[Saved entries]
◆ ◆ ◆ ◆
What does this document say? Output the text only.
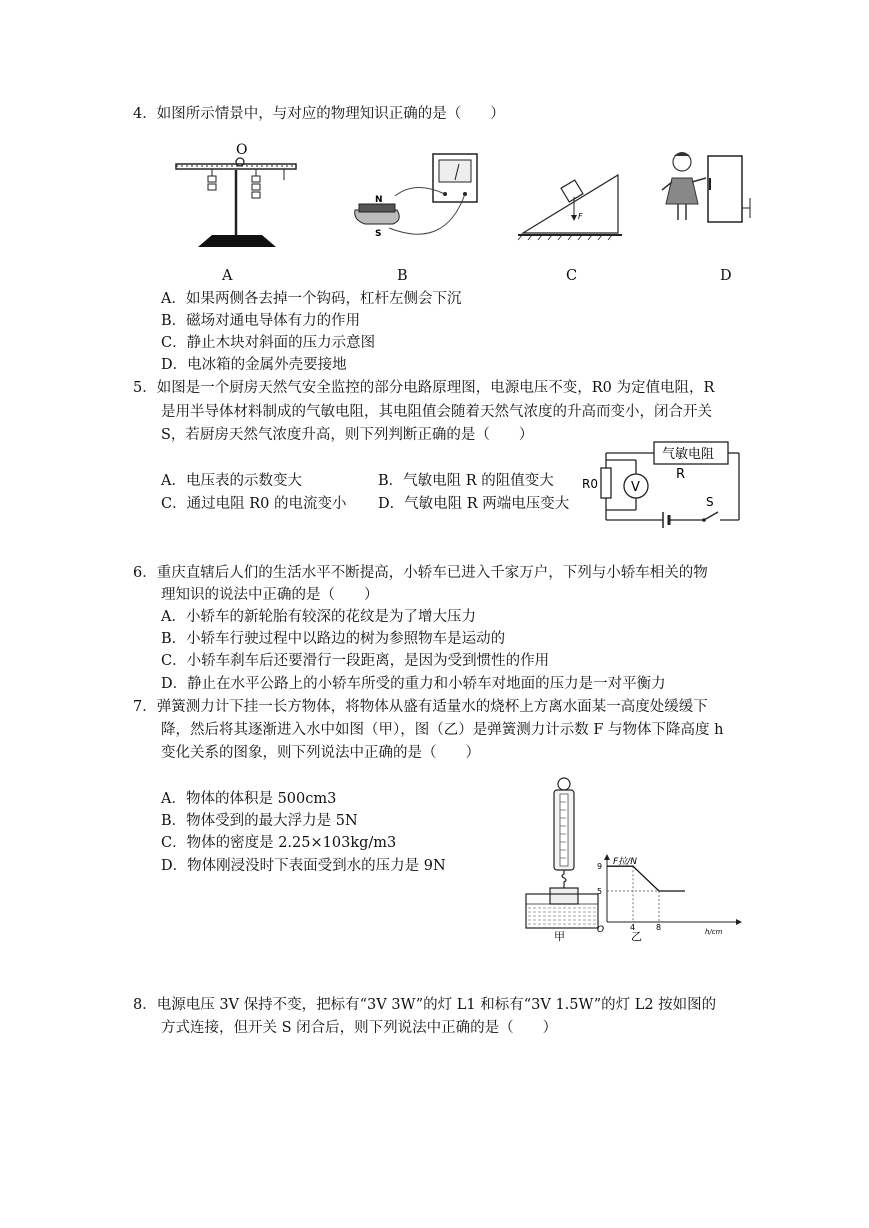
4．如图所示情景中，与对应的物理知识正确的是（　　）
O
N
S
F
A	B	C	D
A．如果两侧各去掉一个钩码，杠杆左侧会下沉
B．磁场对通电导体有力的作用
C．静止木块对斜面的压力示意图
D．电冰箱的金属外壳要接地
5．如图是一个厨房天然气安全监控的部分电路原理图，电源电压不变，R0 为定值电阻，R
是用半导体材料制成的气敏电阻，其电阻值会随着天然气浓度的升高而变小，闭合开关
S，若厨房天然气浓度升高，则下列判断正确的是（　　）
A．电压表的示数变大	B．气敏电阻 R 的阻值变大
C．通过电阻 R0 的电流变小 D．气敏电阻 R 两端电压变大
气敏电阻
R
R0
S
V
6．重庆直辖后人们的生活水平不断提高，小轿车已进入千家万户，下列与小轿车相关的物
理知识的说法中正确的是（　　）
A．小轿车的新轮胎有较深的花纹是为了增大压力
B．小轿车行驶过程中以路边的树为参照物车是运动的
C．小轿车刹车后还要滑行一段距离，是因为受到惯性的作用
D．静止在水平公路上的小轿车所受的重力和小轿车对地面的压力是一对平衡力
7．弹簧测力计下挂一长方物体，将物体从盛有适量水的烧杯上方离水面某一高度处缓缓下
降，然后将其逐渐进入水中如图（甲），图（乙）是弹簧测力计示数 F 与物体下降高度 h
变化关系的图象，则下列说法中正确的是（　　）
A．物体的体积是 500cm3
B．物体受到的最大浮力是 5N
C．物体的密度是 2.25×103kg/m3
D．物体刚浸没时下表面受到水的压力是 9N
甲
F拉/N
h/cm
O 乙
5
9
4	8
8．电源电压 3V 保持不变，把标有“3V 3W”的灯 L1 和标有“3V 1.5W”的灯 L2 按如图的
方式连接，但开关 S 闭合后，则下列说法中正确的是（　　）
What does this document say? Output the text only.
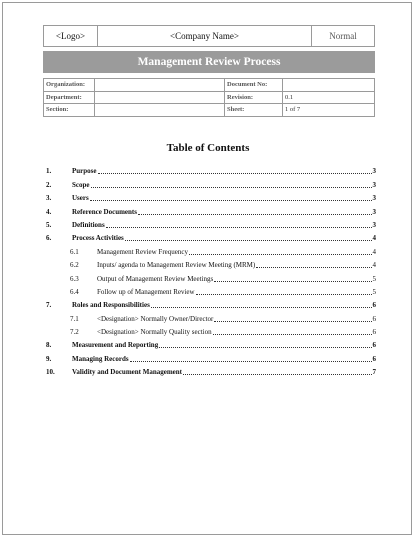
<Logo>	<Company Name>	Normal
Management Review Process
Organization:		Document No:	
Department:		Revision:	0.1
Section:		Sheet:	1 of 7
Table of Contents
1.	Purpose	3
2.	Scope	3
3.	Users	3
4.	Reference Documents	3
5.	Definitions	3
6.	Process Activities	4
6.1	Management Review Frequency	4
6.2	Inputs/ agenda to Management Review Meeting (MRM)	4
6.3	Output of Management Review Meetings	5
6.4	Follow up of Management Review	5
7.	Roles and Responsibilities	6
7.1	<Designation> Normally Owner/Director	6
7.2	<Designation> Normally Quality section	6
8.	Measurement and Reporting	6
9.	Managing Records	6
10. Validity and Document Management	7
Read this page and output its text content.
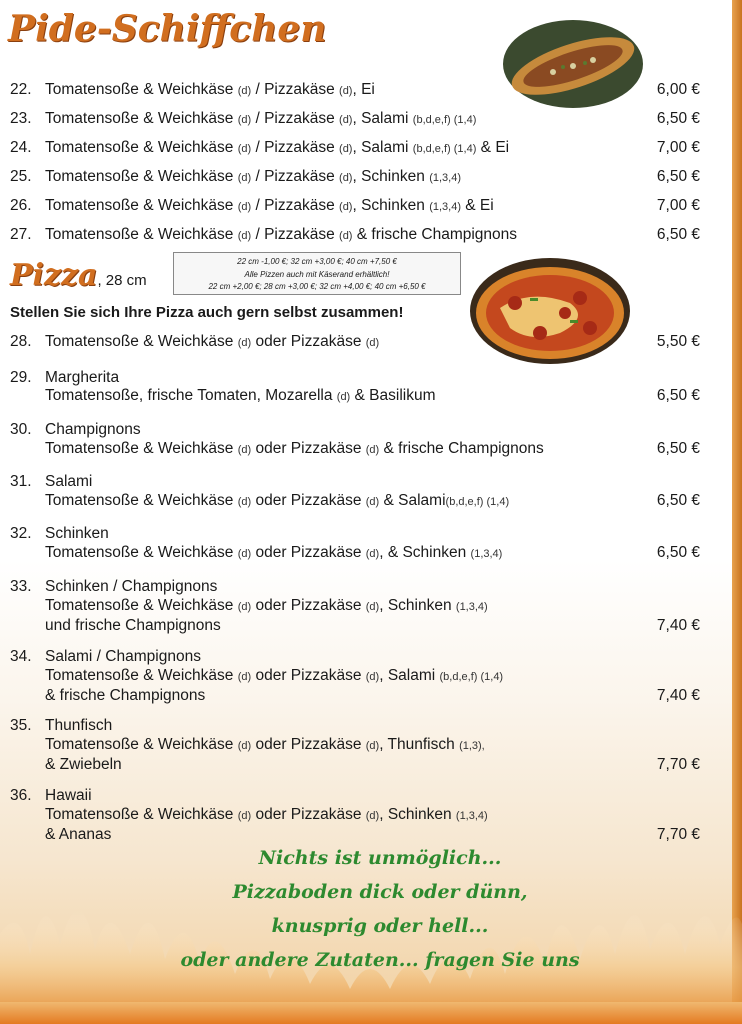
Pide-Schiffchen
22. Tomatensoße & Weichkäse (d) / Pizzakäse (d), Ei	6,00 €
23. Tomatensoße & Weichkäse (d) / Pizzakäse (d), Salami (b,d,e,f) (1,4)	6,50 €
24. Tomatensoße & Weichkäse (d) / Pizzakäse (d), Salami (b,d,e,f) (1,4) & Ei	7,00 €
25. Tomatensoße & Weichkäse (d) / Pizzakäse (d), Schinken (1,3,4)	6,50 €
26. Tomatensoße & Weichkäse (d) / Pizzakäse (d), Schinken (1,3,4) & Ei	7,00 €
27. Tomatensoße & Weichkäse (d) / Pizzakäse (d) & frische Champignons	6,50 €
Pizza, 28 cm
22 cm -1,00 €; 32 cm +3,00 €; 40 cm +7,50 €
Alle Pizzen auch mit Käserand erhältlich!
22 cm +2,00 €; 28 cm +3,00 €; 32 cm +4,00 €; 40 cm +6,50 €
Stellen Sie sich Ihre Pizza auch gern selbst zusammen!
28. Tomatensoße & Weichkäse (d) oder Pizzakäse (d)	5,50 €
29. Margherita
Tomatensoße, frische Tomaten, Mozarella (d) & Basilikum	6,50 €
30. Champignons
Tomatensoße & Weichkäse (d) oder Pizzakäse (d) & frische Champignons	6,50 €
31. Salami
Tomatensoße & Weichkäse (d) oder Pizzakäse (d) & Salami(b,d,e,f) (1,4)	6,50 €
32. Schinken
Tomatensoße & Weichkäse (d) oder Pizzakäse (d), & Schinken (1,3,4)	6,50 €
33. Schinken / Champignons
Tomatensoße & Weichkäse (d) oder Pizzakäse (d), Schinken (1,3,4)
und frische Champignons	7,40 €
34. Salami / Champignons
Tomatensoße & Weichkäse (d) oder Pizzakäse (d), Salami (b,d,e,f) (1,4)
& frische Champignons	7,40 €
35. Thunfisch
Tomatensoße & Weichkäse (d) oder Pizzakäse (d), Thunfisch (1,3),
& Zwiebeln	7,70 €
36. Hawaii
Tomatensoße & Weichkäse (d) oder Pizzakäse (d), Schinken (1,3,4)
& Ananas	7,70 €
Nichts ist unmöglich...
Pizzaboden dick oder dünn,
knusprig oder hell...
oder andere Zutaten... fragen Sie uns
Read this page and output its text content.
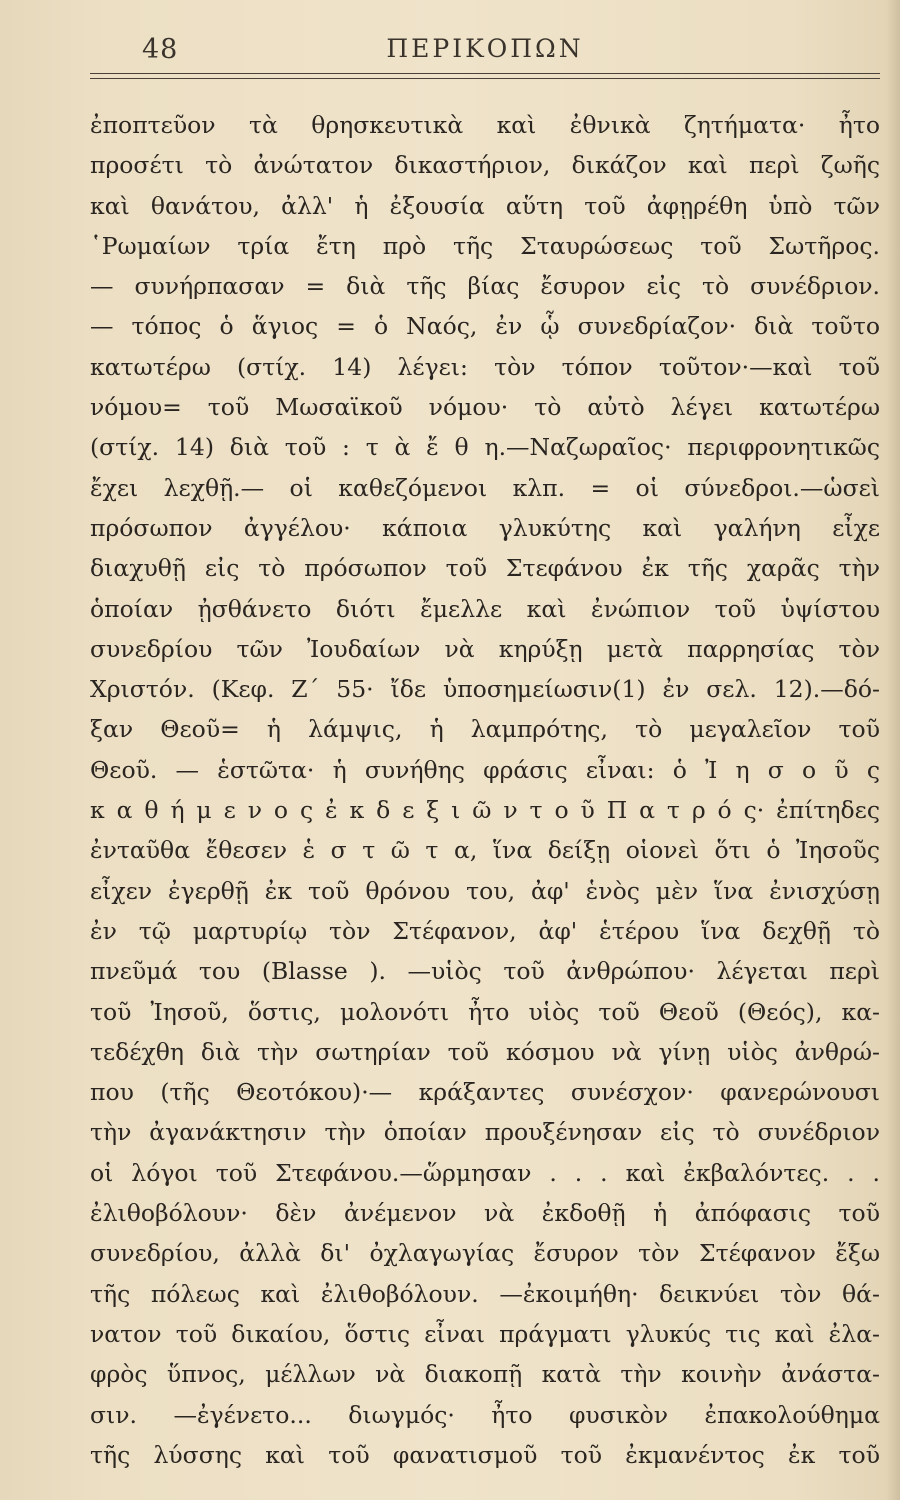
48	ΠΕΡΙΚΟΠΩΝ
ἐποπτεῦον τὰ θρησκευτικὰ καὶ ἐθνικὰ ζητήματα· ἦτο
προσέτι τὸ ἀνώτατον δικαστήριον, δικάζον καὶ περὶ ζωῆς
καὶ θανάτου, ἀλλ' ἡ ἐξουσία αὕτη τοῦ ἀφῃρέθη ὑπὸ τῶν
῾Ρωμαίων τρία ἔτη πρὸ τῆς Σταυρώσεως τοῦ Σωτῆρος.
— συνήρπασαν = διὰ τῆς βίας ἔσυρον εἰς τὸ συνέδριον.
— τόπος ὁ ἅγιος = ὁ Ναός, ἐν ᾧ συνεδρίαζον· διὰ τοῦτο
κατωτέρω (στίχ. 14) λέγει: τὸν τόπον τοῦτον·—καὶ τοῦ
νόμου= τοῦ Μωσαϊκοῦ νόμου· τὸ αὐτὸ λέγει κατωτέρω
(στίχ. 14) διὰ τοῦ : τ ὰ ἔ θ η.—Ναζωραῖος· περιφρονητικῶς
ἔχει λεχθῇ.— οἱ καθεζόμενοι κλπ. = οἱ σύνεδροι.—ὡσεὶ
πρόσωπον ἀγγέλου· κάποια γλυκύτης καὶ γαλήνη εἶχε
διαχυθῇ εἰς τὸ πρόσωπον τοῦ Στεφάνου ἐκ τῆς χαρᾶς τὴν
ὁποίαν ᾐσθάνετο διότι ἔμελλε καὶ ἐνώπιον τοῦ ὑψίστου
συνεδρίου τῶν Ἰουδαίων νὰ κηρύξῃ μετὰ παρρησίας τὸν
Χριστόν. (Κεφ. Ζ΄ 55· ἴδε ὑποσημείωσιν(1) ἐν σελ. 12).—δό-
ξαν Θεοῦ= ἡ λάμψις, ἡ λαμπρότης, τὸ μεγαλεῖον τοῦ
Θεοῦ. — ἑστῶτα· ἡ συνήθης φράσις εἶναι: ὁ Ἰ η σ ο ῦ ς
κ α θ ή μ ε ν ο ς ἐ κ δ ε ξ ι ῶ ν τ ο ῦ Π α τ ρ ό ς· ἐπίτηδες
ἐνταῦθα ἔθεσεν ἑ σ τ ῶ τ α, ἵνα δείξῃ οἱονεὶ ὅτι ὁ Ἰησοῦς
εἶχεν ἐγερθῇ ἐκ τοῦ θρόνου του, ἀφ' ἑνὸς μὲν ἵνα ἐνισχύσῃ
ἐν τῷ μαρτυρίῳ τὸν Στέφανον, ἀφ' ἑτέρου ἵνα δεχθῇ τὸ
πνεῦμά του (Blasse ). —υἱὸς τοῦ ἀνθρώπου· λέγεται περὶ
τοῦ Ἰησοῦ, ὅστις, μολονότι ἦτο υἱὸς τοῦ Θεοῦ (Θεός), κα-
τεδέχθη διὰ τὴν σωτηρίαν τοῦ κόσμου νὰ γίνῃ υἱὸς ἀνθρώ-
που (τῆς Θεοτόκου)·— κράξαντες συνέσχον· φανερώνουσι
τὴν ἀγανάκτησιν τὴν ὁποίαν προυξένησαν εἰς τὸ συνέδριον
οἱ λόγοι τοῦ Στεφάνου.—ὥρμησαν . . . καὶ ἐκβαλόντες. . .
ἐλιθοβόλουν· δὲν ἀνέμενον νὰ ἐκδοθῇ ἡ ἀπόφασις τοῦ
συνεδρίου, ἀλλὰ δι' ὀχλαγωγίας ἔσυρον τὸν Στέφανον ἔξω
τῆς πόλεως καὶ ἐλιθοβόλουν. —ἐκοιμήθη· δεικνύει τὸν θά-
νατον τοῦ δικαίου, ὅστις εἶναι πράγματι γλυκύς τις καὶ ἐλα-
φρὸς ὕπνος, μέλλων νὰ διακοπῇ κατὰ τὴν κοινὴν ἀνάστα-
σιν. —ἐγένετο... διωγμός· ἦτο φυσικὸν ἐπακολούθημα
τῆς λύσσης καὶ τοῦ φανατισμοῦ τοῦ ἐκμανέντος ἐκ τοῦ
◆ ◆ ◆ ◆
GOAL: Give only the number of lines that include the word "Normally".

EXERCISE RESULT: 2